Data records
>> Start
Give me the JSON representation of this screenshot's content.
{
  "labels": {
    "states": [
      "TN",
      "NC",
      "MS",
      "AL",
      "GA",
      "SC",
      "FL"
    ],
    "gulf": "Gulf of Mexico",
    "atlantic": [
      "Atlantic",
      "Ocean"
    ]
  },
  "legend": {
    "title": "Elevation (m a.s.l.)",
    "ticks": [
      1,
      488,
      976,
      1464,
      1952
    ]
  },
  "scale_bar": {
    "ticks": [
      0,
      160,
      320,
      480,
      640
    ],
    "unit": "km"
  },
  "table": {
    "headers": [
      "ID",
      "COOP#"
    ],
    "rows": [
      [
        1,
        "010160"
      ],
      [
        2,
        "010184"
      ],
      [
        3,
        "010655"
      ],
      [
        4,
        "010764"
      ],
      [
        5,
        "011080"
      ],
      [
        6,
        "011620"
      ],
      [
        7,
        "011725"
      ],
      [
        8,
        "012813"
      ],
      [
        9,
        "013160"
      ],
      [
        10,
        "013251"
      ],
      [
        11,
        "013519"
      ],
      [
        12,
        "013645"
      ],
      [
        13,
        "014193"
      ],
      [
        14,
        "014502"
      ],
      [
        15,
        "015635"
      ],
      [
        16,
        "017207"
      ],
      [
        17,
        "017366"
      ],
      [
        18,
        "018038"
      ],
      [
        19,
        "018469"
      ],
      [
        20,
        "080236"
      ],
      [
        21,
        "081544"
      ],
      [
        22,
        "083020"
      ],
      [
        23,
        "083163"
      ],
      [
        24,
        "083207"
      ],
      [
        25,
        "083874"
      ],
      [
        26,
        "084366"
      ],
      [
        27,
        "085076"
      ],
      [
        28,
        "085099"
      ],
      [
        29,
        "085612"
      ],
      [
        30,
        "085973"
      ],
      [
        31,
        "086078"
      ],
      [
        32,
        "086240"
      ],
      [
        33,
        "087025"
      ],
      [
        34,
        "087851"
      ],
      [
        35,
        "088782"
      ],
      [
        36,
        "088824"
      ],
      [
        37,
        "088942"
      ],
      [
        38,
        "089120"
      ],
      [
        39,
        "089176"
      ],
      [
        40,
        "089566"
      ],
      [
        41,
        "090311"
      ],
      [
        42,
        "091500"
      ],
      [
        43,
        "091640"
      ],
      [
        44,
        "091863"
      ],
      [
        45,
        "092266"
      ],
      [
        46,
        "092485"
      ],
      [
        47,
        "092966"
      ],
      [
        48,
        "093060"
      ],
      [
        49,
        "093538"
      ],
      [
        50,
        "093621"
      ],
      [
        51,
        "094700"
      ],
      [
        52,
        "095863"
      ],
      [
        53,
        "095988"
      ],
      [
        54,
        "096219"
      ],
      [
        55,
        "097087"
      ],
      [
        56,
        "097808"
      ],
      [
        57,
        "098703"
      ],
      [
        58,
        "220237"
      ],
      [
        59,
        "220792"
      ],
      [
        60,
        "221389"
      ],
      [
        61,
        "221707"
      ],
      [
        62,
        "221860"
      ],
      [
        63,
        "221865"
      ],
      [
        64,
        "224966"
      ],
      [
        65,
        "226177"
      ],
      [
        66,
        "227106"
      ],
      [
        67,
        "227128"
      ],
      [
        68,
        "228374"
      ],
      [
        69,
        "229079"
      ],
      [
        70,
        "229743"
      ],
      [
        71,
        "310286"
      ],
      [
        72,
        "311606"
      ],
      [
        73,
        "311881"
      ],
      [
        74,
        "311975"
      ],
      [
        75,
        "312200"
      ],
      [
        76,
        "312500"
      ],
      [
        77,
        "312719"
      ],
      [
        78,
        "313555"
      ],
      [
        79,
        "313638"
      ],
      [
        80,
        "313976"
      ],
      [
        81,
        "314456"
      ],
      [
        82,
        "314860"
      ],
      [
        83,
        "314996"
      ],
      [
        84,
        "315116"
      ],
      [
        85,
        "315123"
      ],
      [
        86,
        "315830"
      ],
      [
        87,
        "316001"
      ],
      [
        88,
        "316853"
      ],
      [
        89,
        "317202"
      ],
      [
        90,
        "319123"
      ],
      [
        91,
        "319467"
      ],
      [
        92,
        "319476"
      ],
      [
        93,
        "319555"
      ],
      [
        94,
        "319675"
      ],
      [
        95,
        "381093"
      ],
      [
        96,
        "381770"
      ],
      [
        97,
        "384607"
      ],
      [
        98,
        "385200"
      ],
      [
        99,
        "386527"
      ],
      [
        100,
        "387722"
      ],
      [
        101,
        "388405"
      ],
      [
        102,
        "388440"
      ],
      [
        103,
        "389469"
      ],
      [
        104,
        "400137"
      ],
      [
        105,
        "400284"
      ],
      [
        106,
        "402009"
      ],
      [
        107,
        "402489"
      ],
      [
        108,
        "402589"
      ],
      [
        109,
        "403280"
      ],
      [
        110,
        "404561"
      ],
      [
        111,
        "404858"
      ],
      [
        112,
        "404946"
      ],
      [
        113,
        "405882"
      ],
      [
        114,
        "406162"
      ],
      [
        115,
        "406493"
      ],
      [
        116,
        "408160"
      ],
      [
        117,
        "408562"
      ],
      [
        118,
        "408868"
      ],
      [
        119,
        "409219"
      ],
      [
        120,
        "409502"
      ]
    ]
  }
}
>> End
■ What you are asked to do ■
Recopy the whole listing exactly.

■ Full response ■
Give me the JSON representation of this screenshot's content.
{
  "labels": {
    "states": [
      "TN",
      "NC",
      "MS",
      "AL",
      "GA",
      "SC",
      "FL"
    ],
    "gulf": "Gulf of Mexico",
    "atlantic": [
      "Atlantic",
      "Ocean"
    ]
  },
  "legend": {
    "title": "Elevation (m a.s.l.)",
    "ticks": [
      1,
      488,
      976,
      1464,
      1952
    ]
  },
  "scale_bar": {
    "ticks": [
      0,
      160,
      320,
      480,
      640
    ],
    "unit": "km"
  },
  "table": {
    "headers": [
      "ID",
      "COOP#"
    ],
    "rows": [
      [
        1,
        "010160"
      ],
      [
        2,
        "010184"
      ],
      [
        3,
        "010655"
      ],
      [
        4,
        "010764"
      ],
      [
        5,
        "011080"
      ],
      [
        6,
        "011620"
      ],
      [
        7,
        "011725"
      ],
      [
        8,
        "012813"
      ],
      [
        9,
        "013160"
      ],
      [
        10,
        "013251"
      ],
      [
        11,
        "013519"
      ],
      [
        12,
        "013645"
      ],
      [
        13,
        "014193"
      ],
      [
        14,
        "014502"
      ],
      [
        15,
        "015635"
      ],
      [
        16,
        "017207"
      ],
      [
        17,
        "017366"
      ],
      [
        18,
        "018038"
      ],
      [
        19,
        "018469"
      ],
      [
        20,
        "080236"
      ],
      [
        21,
        "081544"
      ],
      [
        22,
        "083020"
      ],
      [
        23,
        "083163"
      ],
      [
        24,
        "083207"
      ],
      [
        25,
        "083874"
      ],
      [
        26,
        "084366"
      ],
      [
        27,
        "085076"
      ],
      [
        28,
        "085099"
      ],
      [
        29,
        "085612"
      ],
      [
        30,
        "085973"
      ],
      [
        31,
        "086078"
      ],
      [
        32,
        "086240"
      ],
      [
        33,
        "087025"
      ],
      [
        34,
        "087851"
      ],
      [
        35,
        "088782"
      ],
      [
        36,
        "088824"
      ],
      [
        37,
        "088942"
      ],
      [
        38,
        "089120"
      ],
      [
        39,
        "089176"
      ],
      [
        40,
        "089566"
      ],
      [
        41,
        "090311"
      ],
      [
        42,
        "091500"
      ],
      [
        43,
        "091640"
      ],
      [
        44,
        "091863"
      ],
      [
        45,
        "092266"
      ],
      [
        46,
        "092485"
      ],
      [
        47,
        "092966"
      ],
      [
        48,
        "093060"
      ],
      [
        49,
        "093538"
      ],
      [
        50,
        "093621"
      ],
      [
        51,
        "094700"
      ],
      [
        52,
        "095863"
      ],
      [
        53,
        "095988"
      ],
      [
        54,
        "096219"
      ],
      [
        55,
        "097087"
      ],
      [
        56,
        "097808"
      ],
      [
        57,
        "098703"
      ],
      [
        58,
        "220237"
      ],
      [
        59,
        "220792"
      ],
      [
        60,
        "221389"
      ],
      [
        61,
        "221707"
      ],
      [
        62,
        "221860"
      ],
      [
        63,
        "221865"
      ],
      [
        64,
        "224966"
      ],
      [
        65,
        "226177"
      ],
      [
        66,
        "227106"
      ],
      [
        67,
        "227128"
      ],
      [
        68,
        "228374"
      ],
      [
        69,
        "229079"
      ],
      [
        70,
        "229743"
      ],
      [
        71,
        "310286"
      ],
      [
        72,
        "311606"
      ],
      [
        73,
        "311881"
      ],
      [
        74,
        "311975"
      ],
      [
        75,
        "312200"
      ],
      [
        76,
        "312500"
      ],
      [
        77,
        "312719"
      ],
      [
        78,
        "313555"
      ],
      [
        79,
        "313638"
      ],
      [
        80,
        "313976"
      ],
      [
        81,
        "314456"
      ],
      [
        82,
        "314860"
      ],
      [
        83,
        "314996"
      ],
      [
        84,
        "315116"
      ],
      [
        85,
        "315123"
      ],
      [
        86,
        "315830"
      ],
      [
        87,
        "316001"
      ],
      [
        88,
        "316853"
      ],
      [
        89,
        "317202"
      ],
      [
        90,
        "319123"
      ],
      [
        91,
        "319467"
      ],
      [
        92,
        "319476"
      ],
      [
        93,
        "319555"
      ],
      [
        94,
        "319675"
      ],
      [
        95,
        "381093"
      ],
      [
        96,
        "381770"
      ],
      [
        97,
        "384607"
      ],
      [
        98,
        "385200"
      ],
      [
        99,
        "386527"
      ],
      [
        100,
        "387722"
      ],
      [
        101,
        "388405"
      ],
      [
        102,
        "388440"
      ],
      [
        103,
        "389469"
      ],
      [
        104,
        "400137"
      ],
      [
        105,
        "400284"
      ],
      [
        106,
        "402009"
      ],
      [
        107,
        "402489"
      ],
      [
        108,
        "402589"
      ],
      [
        109,
        "403280"
      ],
      [
        110,
        "404561"
      ],
      [
        111,
        "404858"
      ],
      [
        112,
        "404946"
      ],
      [
        113,
        "405882"
      ],
      [
        114,
        "406162"
      ],
      [
        115,
        "406493"
      ],
      [
        116,
        "408160"
      ],
      [
        117,
        "408562"
      ],
      [
        118,
        "408868"
      ],
      [
        119,
        "409219"
      ],
      [
        120,
        "409502"
      ]
    ]
  }
}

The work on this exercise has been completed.